→ **TO DO**
Reproduce the full set of records that follow, exactly as shown.

→ **RECORDS FOR THE TASK**
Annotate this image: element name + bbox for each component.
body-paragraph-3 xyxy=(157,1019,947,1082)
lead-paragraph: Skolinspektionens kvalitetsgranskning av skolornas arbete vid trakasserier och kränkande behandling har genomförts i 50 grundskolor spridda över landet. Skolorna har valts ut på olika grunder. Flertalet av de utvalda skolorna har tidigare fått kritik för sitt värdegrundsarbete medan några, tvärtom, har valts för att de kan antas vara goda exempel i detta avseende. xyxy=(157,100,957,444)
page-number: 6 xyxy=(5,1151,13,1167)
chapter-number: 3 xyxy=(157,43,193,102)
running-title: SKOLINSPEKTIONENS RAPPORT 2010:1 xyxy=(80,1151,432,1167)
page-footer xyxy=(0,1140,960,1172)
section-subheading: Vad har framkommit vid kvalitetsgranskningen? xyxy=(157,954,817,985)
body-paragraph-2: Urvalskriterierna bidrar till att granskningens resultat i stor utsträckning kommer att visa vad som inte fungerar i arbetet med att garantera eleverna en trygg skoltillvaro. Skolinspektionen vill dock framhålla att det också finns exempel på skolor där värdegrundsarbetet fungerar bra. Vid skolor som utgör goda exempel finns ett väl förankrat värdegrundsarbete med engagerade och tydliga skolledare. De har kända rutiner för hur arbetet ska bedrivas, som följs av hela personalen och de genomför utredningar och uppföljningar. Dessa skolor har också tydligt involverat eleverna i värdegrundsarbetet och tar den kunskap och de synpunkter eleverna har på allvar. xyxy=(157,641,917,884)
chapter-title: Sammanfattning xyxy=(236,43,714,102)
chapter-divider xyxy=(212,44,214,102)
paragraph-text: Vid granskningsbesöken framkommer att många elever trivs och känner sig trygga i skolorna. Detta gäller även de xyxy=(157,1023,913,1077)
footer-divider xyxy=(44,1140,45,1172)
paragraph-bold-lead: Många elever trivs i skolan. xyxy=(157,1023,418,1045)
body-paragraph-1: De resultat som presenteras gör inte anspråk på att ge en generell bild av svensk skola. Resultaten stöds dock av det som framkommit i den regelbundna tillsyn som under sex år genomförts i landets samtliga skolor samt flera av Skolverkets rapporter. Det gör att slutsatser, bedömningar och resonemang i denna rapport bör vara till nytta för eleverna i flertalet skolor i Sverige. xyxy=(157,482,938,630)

→ **YOUR RESPONSE**
Annotate this image: element name + bbox for each component.
body-paragraph-3 xyxy=(157,1019,947,1082)
lead-paragraph: Skolinspektionens kvalitetsgranskning av skolornas arbete vid trakasserier och kränkande behandling har genomförts i 50 grundskolor spridda över landet. Skolorna har valts ut på olika grunder. Flertalet av de utvalda skolorna har tidigare fått kritik för sitt värdegrundsarbete medan några, tvärtom, har valts för att de kan antas vara goda exempel i detta avseende. xyxy=(157,100,957,444)
page-number: 6 xyxy=(5,1151,13,1167)
chapter-number: 3 xyxy=(157,43,193,102)
running-title: SKOLINSPEKTIONENS RAPPORT 2010:1 xyxy=(80,1151,432,1167)
page-footer xyxy=(0,1140,960,1172)
section-subheading: Vad har framkommit vid kvalitetsgranskningen? xyxy=(157,954,817,985)
body-paragraph-2: Urvalskriterierna bidrar till att granskningens resultat i stor utsträckning kommer att visa vad som inte fungerar i arbetet med att garantera eleverna en trygg skoltillvaro. Skolinspektionen vill dock framhålla att det också finns exempel på skolor där värdegrundsarbetet fungerar bra. Vid skolor som utgör goda exempel finns ett väl förankrat värdegrundsarbete med engagerade och tydliga skolledare. De har kända rutiner för hur arbetet ska bedrivas, som följs av hela personalen och de genomför utredningar och uppföljningar. Dessa skolor har också tydligt involverat eleverna i värdegrundsarbetet och tar den kunskap och de synpunkter eleverna har på allvar. xyxy=(157,641,917,884)
chapter-title: Sammanfattning xyxy=(236,43,714,102)
chapter-divider xyxy=(212,44,214,102)
paragraph-text: Vid granskningsbesöken framkommer att många elever trivs och känner sig trygga i skolorna. Detta gäller även de xyxy=(157,1023,913,1077)
footer-divider xyxy=(44,1140,45,1172)
paragraph-bold-lead: Många elever trivs i skolan. xyxy=(157,1023,418,1045)
body-paragraph-1: De resultat som presenteras gör inte anspråk på att ge en generell bild av svensk skola. Resultaten stöds dock av det som framkommit i den regelbundna tillsyn som under sex år genomförts i landets samtliga skolor samt flera av Skolverkets rapporter. Det gör att slutsatser, bedömningar och resonemang i denna rapport bör vara till nytta för eleverna i flertalet skolor i Sverige. xyxy=(157,482,938,630)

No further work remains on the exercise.